[Task inputs start]

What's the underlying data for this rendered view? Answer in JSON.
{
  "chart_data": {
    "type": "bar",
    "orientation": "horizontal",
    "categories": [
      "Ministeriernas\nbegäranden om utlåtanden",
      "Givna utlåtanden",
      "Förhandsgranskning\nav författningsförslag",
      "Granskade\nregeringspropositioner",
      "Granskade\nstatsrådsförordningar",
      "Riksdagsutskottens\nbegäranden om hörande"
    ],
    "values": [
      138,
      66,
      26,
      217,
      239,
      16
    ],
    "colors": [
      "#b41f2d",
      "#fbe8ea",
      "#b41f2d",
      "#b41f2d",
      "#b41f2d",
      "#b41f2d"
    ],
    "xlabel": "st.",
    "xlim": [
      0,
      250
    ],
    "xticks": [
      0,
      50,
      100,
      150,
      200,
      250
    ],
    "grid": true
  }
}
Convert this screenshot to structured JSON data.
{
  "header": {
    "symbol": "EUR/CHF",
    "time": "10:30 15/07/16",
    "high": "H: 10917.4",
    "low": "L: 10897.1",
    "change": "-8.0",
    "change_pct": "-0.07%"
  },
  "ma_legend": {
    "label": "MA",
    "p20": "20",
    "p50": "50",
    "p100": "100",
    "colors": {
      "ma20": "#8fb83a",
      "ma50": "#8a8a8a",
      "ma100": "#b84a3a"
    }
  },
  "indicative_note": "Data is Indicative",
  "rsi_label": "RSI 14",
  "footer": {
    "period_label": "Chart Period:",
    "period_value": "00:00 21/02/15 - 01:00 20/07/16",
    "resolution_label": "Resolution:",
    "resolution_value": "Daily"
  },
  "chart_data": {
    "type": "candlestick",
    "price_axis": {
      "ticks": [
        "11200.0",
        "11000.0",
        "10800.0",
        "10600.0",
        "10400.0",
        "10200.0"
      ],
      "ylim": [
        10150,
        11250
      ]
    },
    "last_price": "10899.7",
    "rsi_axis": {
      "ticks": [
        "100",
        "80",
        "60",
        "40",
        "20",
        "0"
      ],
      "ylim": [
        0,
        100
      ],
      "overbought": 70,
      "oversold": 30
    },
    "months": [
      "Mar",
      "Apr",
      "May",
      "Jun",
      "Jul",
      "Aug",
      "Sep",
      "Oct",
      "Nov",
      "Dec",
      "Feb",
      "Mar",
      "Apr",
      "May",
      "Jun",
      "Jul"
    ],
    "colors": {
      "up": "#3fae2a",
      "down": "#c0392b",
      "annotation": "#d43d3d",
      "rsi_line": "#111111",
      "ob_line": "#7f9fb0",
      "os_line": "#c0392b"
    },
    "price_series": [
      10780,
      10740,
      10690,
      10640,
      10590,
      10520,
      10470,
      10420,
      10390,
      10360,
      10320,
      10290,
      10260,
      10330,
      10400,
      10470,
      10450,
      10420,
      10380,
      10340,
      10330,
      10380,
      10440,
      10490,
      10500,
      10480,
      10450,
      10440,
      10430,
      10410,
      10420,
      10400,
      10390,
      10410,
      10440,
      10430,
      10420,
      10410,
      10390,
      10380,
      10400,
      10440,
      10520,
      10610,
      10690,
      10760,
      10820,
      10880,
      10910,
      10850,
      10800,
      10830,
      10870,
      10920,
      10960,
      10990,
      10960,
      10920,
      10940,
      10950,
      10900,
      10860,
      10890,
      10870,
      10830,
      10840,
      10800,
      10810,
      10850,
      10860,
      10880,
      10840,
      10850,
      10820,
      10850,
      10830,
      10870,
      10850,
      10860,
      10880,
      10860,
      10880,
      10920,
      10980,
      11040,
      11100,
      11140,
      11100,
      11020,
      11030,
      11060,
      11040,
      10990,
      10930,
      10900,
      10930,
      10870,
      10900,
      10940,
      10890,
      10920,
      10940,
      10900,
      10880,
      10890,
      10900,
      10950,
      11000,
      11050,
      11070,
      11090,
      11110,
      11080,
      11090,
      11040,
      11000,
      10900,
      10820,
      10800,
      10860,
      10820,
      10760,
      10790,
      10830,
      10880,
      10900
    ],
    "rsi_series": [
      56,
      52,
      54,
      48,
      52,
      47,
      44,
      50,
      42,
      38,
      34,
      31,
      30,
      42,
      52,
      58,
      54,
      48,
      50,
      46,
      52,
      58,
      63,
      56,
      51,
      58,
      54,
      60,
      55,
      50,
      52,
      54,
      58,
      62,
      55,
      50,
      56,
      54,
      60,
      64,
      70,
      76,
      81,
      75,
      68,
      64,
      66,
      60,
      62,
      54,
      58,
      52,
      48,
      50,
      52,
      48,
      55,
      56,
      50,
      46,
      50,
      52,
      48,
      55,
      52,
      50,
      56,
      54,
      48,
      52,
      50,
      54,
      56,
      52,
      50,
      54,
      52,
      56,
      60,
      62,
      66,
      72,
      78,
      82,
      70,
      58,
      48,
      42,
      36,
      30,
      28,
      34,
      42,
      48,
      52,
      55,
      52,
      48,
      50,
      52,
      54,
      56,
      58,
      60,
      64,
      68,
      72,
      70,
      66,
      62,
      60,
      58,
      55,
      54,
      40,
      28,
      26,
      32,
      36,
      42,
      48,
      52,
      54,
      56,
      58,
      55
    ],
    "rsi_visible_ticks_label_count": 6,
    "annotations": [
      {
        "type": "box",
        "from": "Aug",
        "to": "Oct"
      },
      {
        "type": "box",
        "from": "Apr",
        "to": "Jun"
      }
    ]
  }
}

[Task inputs end]
[Task inputs start]

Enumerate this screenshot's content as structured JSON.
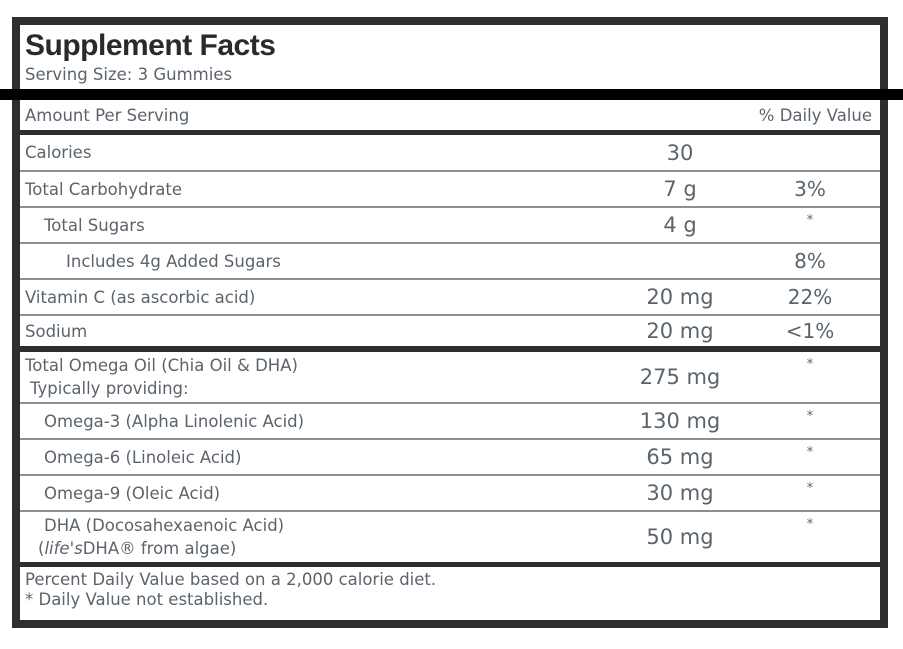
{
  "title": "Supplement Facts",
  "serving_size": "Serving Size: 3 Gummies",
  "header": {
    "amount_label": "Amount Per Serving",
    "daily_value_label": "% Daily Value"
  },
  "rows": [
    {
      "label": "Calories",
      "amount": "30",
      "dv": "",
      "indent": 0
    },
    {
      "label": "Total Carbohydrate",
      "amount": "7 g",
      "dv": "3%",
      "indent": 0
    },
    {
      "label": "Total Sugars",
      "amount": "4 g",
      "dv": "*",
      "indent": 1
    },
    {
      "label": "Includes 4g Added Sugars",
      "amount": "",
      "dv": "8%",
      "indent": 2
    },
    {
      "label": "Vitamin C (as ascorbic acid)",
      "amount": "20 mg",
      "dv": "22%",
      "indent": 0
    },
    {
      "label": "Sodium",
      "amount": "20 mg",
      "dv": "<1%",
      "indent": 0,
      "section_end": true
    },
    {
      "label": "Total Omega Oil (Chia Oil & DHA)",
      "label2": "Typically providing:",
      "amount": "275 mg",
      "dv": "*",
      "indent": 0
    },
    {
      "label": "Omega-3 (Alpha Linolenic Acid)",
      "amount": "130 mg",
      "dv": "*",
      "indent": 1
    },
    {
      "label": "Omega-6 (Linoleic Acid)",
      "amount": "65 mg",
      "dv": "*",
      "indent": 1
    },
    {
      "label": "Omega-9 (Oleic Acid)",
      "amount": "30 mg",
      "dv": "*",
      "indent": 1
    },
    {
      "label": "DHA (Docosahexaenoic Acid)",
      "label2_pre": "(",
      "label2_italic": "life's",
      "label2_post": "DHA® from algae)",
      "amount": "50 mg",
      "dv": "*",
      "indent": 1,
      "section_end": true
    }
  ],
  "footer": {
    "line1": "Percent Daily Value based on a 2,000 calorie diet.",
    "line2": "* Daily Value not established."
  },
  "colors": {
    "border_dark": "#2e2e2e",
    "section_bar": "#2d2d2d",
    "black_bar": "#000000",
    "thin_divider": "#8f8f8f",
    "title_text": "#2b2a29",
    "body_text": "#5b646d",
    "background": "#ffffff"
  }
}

[Task inputs end]
[Task inputs start]

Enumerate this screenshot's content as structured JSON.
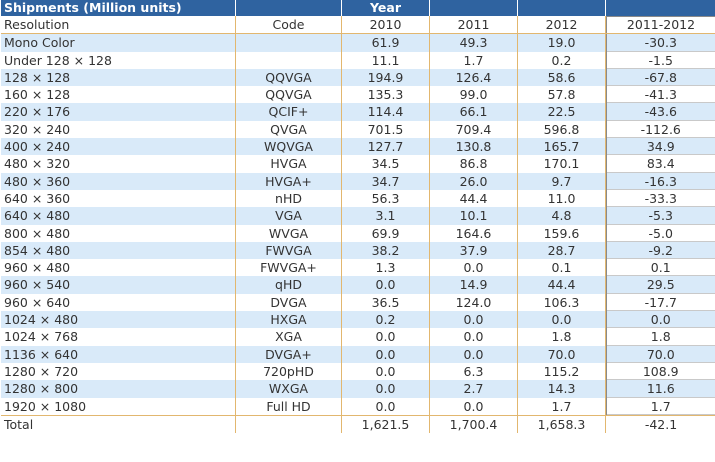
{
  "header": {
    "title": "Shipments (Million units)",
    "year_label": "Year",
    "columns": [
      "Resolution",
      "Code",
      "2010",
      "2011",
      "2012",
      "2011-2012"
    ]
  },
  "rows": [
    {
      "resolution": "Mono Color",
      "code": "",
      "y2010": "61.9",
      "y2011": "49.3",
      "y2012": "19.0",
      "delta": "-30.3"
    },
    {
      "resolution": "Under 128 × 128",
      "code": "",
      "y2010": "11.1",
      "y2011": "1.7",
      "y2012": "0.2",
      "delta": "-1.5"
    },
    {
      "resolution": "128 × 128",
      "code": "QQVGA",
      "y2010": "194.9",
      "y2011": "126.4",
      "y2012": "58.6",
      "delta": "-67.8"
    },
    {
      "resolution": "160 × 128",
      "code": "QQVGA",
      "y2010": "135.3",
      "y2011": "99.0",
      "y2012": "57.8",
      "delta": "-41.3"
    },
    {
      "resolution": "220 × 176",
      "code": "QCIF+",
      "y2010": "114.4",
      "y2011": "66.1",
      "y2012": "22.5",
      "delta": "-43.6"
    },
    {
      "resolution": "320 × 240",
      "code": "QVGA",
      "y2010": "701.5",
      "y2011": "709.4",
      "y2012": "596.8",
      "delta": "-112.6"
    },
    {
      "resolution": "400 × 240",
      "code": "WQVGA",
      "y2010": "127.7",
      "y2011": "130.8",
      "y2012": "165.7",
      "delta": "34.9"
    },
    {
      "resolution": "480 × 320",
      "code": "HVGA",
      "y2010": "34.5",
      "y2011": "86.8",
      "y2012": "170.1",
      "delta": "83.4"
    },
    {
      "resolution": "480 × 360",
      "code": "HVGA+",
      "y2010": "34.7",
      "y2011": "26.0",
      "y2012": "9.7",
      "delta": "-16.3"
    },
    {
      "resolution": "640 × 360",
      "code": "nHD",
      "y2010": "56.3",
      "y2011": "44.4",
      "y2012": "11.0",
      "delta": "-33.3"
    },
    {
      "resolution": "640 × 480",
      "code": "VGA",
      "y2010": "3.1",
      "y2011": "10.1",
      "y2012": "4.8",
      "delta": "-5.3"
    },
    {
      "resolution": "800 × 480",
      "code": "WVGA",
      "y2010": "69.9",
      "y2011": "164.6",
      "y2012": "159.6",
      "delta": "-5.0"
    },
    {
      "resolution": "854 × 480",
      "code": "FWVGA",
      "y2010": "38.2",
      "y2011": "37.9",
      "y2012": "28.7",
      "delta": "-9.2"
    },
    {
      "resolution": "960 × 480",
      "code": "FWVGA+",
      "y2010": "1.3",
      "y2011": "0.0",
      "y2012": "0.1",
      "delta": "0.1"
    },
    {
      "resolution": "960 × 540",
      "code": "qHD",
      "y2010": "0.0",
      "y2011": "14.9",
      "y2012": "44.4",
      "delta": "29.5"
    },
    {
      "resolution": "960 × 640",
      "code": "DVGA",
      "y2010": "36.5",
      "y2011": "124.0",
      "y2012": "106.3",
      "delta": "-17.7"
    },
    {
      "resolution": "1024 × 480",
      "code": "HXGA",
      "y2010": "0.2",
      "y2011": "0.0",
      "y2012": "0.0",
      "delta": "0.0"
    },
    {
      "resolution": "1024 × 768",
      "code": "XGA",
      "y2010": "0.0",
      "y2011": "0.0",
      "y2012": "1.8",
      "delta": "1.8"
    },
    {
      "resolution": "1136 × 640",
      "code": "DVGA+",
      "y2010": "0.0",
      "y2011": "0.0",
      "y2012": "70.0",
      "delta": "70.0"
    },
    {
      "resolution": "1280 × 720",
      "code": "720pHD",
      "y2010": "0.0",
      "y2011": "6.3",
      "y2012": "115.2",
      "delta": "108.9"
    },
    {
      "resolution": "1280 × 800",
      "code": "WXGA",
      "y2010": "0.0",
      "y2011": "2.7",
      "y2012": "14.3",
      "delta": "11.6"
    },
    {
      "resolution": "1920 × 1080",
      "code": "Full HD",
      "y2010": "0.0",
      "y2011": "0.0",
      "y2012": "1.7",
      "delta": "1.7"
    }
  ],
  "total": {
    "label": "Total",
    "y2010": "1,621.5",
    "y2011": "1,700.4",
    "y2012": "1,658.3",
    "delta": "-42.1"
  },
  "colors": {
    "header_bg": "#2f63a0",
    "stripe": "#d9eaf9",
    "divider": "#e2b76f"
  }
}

[Task inputs end]

Where a line contains "this", copy that line.

What's the underlying data for this rendered view? Answer in JSON.
Convert this screenshot to structured JSON data.
Enumerate this screenshot's content as structured JSON.
Enumerate this screenshot's content as structured JSON.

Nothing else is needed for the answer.